PASSAGE TO READ →
☆ ☆ ☆ ☆ ☆ ☆ ☆

I think of one possible approach: the workbench won’t work on my laptop, but maybe it’ll work on my desktop? I order pacman to install MySQL Workbench on my desktop too, and after a couple dozen agonizing seconds, the download is all done. To my delight, there is no error about org.freedesktop.secrets, and so I impatiently set everything up and login to find:

ERROR 1045 (28000):
Access denied for user 'ebroot'@'xx.xx.xx.xx' (using password: YES)

Oh, no, no, no. I explode into another fit of coughs which prevent me from screaming at the monitor in frustration.


At this point, I decide this isn’t worth fighting. I can figure it out another time. For now, the show must go on.

That means that if I restore a backup of the old database — reverting it back to how it was yesterday, when everything went totally fine — then I can at least get the computer to work now, and worry about what the error was later.

Unfortunately, this is a painfully slow process. (The way backups work is that they don’t replace the existing database. Instead, it creates a brand new database somewhere on the cloud, but that has a copy of the same data as the point in time.) I load the backup, and twitch in agony as it slowly creates a new database from the image, setting everything back to how it was earlier. I hope that’s good enough.

After what feels like an eternity, the database is all set. I change the pointer of my now-working WorkBench to the new database and try to connect to see what happens, only to be greeted with 45 seconds of nothing, followed by a simple error message telling me that the connection failed.

Why? Oh yeah, I didn’t send the VPC for the new database. I do that, exhaling, it should be fine now, and connect to the new restored database, only to find:

ERROR 1045 (28000):
Access denied for user 'ebroot'@'xx.xx.xx.xx' (using password: YES)

I practically choke on my own spit, which results in another several seconds of me wheezing like heck.

Nooooooooooooooooooooooo.

Okay, I have to fix this now.


The only clue I have is that the database script from Banana still works. But on my computer I can’t for some reason run it.

I go back to Google (which I have been using extensively the whole time), and then after another few minutes of frantic searching, realize that MariaDB is actually good enough for me: once I have that installed, I’ll have a (slightly different) SQL client, but the script should work. Hmm.

☆ ☆ ☆ ☆ ☆ ☆ ☆

TASK LIST →
**A)** Decide whether each statement below agrees with the troubleshooting account, answering yes or no and quoting the words from the account that settle it: (i) Installing MySQL Workbench on the desktop produced an error about org.freedesktop.secrets. (ii) Restoring a backup replaces the existing database. (iii) The database script from Banana still works.
**B)** Carry on the troubleshooting account, beginning right after its final sentence.

EXTRACTED ENTRIES →
☆ ☆ ☆ ☆ ☆ ☆ ☆

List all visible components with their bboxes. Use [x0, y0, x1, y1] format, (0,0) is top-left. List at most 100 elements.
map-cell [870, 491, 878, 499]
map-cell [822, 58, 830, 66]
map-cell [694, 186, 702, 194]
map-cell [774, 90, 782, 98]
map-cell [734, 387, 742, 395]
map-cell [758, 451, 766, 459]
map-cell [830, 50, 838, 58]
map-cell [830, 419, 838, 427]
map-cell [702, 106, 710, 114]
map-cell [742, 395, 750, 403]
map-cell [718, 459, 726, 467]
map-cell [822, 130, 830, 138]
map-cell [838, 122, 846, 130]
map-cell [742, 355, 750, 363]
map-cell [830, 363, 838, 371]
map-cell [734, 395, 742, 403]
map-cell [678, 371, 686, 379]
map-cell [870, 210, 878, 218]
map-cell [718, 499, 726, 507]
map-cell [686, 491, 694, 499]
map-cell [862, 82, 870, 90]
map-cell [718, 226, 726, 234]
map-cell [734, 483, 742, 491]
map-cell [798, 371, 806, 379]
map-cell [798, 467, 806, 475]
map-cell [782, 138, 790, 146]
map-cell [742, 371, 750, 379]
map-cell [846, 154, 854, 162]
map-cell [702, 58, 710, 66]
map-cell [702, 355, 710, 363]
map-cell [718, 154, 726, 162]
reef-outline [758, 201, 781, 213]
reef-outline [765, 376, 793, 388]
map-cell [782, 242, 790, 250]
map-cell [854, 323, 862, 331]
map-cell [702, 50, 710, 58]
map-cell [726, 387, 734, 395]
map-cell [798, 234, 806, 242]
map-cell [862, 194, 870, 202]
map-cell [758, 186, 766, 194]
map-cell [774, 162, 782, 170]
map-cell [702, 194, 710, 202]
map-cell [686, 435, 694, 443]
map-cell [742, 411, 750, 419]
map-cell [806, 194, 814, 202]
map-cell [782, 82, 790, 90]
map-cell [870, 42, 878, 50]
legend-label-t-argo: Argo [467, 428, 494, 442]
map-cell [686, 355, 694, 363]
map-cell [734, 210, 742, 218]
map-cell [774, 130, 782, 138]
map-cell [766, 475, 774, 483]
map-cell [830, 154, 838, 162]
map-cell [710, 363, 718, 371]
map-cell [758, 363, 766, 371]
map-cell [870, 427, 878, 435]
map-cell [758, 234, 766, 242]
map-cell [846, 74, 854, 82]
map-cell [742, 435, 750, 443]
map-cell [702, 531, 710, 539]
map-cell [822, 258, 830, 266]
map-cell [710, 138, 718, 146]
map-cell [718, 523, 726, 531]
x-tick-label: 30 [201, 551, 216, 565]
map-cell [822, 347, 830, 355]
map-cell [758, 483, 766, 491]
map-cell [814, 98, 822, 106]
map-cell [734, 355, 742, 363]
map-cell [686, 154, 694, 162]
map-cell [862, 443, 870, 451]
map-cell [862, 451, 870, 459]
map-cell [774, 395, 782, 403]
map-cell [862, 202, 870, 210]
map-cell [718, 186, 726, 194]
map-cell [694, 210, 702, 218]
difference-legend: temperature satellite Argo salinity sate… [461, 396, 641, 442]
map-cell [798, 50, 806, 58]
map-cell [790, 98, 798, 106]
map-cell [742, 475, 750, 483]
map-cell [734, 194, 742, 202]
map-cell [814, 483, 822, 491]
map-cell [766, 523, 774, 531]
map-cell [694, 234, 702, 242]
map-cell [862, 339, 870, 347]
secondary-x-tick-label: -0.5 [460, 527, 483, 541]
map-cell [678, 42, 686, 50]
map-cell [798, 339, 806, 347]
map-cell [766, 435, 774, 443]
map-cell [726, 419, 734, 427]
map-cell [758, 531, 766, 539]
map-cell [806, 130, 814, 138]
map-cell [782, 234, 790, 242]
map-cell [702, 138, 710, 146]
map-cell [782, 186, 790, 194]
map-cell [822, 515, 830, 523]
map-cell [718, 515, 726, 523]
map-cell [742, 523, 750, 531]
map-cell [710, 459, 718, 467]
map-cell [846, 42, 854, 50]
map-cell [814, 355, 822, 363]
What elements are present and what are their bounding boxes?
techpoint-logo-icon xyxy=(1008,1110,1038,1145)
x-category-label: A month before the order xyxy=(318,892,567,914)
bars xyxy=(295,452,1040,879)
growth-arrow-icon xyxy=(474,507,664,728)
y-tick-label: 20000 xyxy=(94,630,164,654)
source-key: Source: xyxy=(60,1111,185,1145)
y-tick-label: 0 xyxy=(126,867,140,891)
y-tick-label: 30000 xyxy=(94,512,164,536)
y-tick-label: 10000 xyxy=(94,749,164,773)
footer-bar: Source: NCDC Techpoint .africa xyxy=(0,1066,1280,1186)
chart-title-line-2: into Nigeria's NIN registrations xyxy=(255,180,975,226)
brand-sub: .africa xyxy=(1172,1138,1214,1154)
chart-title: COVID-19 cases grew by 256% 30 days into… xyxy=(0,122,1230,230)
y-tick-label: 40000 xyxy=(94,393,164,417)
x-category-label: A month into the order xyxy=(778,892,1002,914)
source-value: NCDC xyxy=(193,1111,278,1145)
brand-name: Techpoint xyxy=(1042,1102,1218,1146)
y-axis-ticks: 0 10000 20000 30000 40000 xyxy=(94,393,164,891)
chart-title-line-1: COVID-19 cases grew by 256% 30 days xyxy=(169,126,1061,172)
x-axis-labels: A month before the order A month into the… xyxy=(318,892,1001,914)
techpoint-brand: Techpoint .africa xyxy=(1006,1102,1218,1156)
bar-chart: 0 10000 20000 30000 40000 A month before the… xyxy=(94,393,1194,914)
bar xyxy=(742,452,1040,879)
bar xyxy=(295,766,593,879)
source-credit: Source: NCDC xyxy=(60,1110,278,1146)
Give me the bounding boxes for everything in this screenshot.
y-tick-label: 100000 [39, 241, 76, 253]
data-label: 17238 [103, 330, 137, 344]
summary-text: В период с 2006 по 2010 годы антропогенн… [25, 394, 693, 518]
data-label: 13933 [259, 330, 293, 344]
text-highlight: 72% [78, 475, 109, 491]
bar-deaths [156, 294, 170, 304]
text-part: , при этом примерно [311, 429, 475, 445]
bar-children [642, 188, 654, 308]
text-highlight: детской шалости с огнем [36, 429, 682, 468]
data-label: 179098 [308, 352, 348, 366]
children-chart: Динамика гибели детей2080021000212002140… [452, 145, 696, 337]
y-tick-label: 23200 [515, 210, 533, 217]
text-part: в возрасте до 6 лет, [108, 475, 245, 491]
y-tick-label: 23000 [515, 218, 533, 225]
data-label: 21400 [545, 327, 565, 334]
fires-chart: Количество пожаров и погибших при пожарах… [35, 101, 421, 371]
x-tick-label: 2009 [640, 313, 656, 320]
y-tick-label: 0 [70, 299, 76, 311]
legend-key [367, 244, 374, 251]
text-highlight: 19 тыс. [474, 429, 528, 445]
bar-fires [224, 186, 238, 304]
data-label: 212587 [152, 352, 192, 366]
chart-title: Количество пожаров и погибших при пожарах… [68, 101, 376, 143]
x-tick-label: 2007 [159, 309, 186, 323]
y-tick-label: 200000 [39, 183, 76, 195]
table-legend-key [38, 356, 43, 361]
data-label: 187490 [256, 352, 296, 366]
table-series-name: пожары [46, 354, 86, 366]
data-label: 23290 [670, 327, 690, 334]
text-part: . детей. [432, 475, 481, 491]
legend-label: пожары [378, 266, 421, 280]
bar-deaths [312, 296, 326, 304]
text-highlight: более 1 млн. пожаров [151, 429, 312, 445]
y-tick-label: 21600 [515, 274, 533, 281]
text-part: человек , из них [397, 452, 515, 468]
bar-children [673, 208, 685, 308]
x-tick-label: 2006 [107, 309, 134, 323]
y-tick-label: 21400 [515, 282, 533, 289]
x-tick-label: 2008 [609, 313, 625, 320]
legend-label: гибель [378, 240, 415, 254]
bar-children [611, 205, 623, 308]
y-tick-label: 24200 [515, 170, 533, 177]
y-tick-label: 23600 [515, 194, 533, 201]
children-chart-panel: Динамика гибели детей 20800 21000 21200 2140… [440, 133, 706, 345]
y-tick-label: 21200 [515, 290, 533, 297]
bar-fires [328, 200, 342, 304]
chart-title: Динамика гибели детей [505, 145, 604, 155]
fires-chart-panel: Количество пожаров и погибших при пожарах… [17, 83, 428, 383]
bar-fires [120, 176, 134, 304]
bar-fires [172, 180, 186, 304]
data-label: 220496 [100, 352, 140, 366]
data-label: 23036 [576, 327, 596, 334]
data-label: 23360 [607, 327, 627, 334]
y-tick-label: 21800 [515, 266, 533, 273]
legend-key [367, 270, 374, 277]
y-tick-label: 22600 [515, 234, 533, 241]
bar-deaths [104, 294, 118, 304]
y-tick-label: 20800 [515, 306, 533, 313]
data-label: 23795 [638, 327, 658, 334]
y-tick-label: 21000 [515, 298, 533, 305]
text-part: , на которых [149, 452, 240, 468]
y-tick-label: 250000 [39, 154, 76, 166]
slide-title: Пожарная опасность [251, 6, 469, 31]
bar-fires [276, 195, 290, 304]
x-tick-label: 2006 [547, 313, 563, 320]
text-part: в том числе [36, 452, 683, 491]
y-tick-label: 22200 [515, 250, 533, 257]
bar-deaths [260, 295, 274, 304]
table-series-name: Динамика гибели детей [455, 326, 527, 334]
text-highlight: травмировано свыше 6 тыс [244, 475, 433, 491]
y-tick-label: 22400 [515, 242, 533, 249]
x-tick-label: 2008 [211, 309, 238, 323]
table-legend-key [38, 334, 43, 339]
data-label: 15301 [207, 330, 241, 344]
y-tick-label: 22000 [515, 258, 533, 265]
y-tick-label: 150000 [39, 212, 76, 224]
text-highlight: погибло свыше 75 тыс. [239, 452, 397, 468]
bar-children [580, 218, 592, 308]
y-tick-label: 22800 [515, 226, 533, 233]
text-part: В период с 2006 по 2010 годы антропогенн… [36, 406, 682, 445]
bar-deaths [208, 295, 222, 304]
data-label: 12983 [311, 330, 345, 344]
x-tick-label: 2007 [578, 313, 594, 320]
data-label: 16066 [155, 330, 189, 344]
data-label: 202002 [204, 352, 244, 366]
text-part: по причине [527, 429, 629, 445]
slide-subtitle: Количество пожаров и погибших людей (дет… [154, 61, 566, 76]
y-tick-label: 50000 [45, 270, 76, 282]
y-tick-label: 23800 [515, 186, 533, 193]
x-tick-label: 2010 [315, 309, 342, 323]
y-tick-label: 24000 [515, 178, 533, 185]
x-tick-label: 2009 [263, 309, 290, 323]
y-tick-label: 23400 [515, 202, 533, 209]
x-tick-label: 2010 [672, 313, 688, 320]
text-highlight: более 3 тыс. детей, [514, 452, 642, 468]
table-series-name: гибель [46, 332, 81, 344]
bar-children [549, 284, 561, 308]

☆ ☆ ☆ ☆ ☆ ☆ ☆

ANSWERS BY ITEM →
**A)**
(i) No: "there is no error about org.freedesktop.secrets"
(ii) No: "they don’t replace the existing database"
(iii) Yes: "the database script from Banana still works"

**B)**
Since MariaDB is pre-packaged, that means the installation is easy, and I run it. This might be it. I fire the script again, and run into:

mysql: unknown option '--enable-cleartext-plugin'

Oh, huh. Okay, well, maybe it doesn’t matter. I delete that flag from the script, and get

mysql: unknown variable 'ssl-mode=VERIFY_IDENTITY'

Uhh. Let’s cross our fingers that doesn’t matter either? I try that again, and — much to my amazement — the connection works.

I start examining the db-connect script closely, and see that instead of the user ebroot it’s connecting using some user name dev. So maybe there is some new permission issues with ebroot? With my new connection, I try to

GRANT ALL PRIVILEGES ON *.* TO 'ebroot'@'%';

which then returns with the following message:

ERROR 1045 (28000):
Access denied for user 'dev'@'%' (using password: YES)

Uhhh.

Okay, maybe something else. I read the db-connect script again. Is there anything else that’s different? Well, there’s one more change in the code that I can at least work with: there is a CA certificate that’s being used.

I fire up WorkBench again, and try to log in again, but this time I pass a newfound CA certificate (appropriately named rds-combined-ca-bundle.pem) and to my relief, I find that I can now log in as ebroot. That’s the issue!


Except I have no idea how to make Django do that and I have no intention if finding out. But another Google search suggests the answer: now that I’m finally connected with ebroot I type

ALTER USER 'ebroot'@'%' REQUIRE NONE;

And breathed a sigh of relief when I refreshed hmmt.co, and harmony was restored in the world.

I looked at the clock. It was 11am. There goes my whole morning. I go downstairs to drink a bottle of Soylent for breakfast, resolving to never become a programmer for a living, or at least to get some proper training first if I ever consider it.

Meanwhile, the rest of the Harvard-MIT math tournament go on with their day, blissfully unaware of the debacle narrowly averted.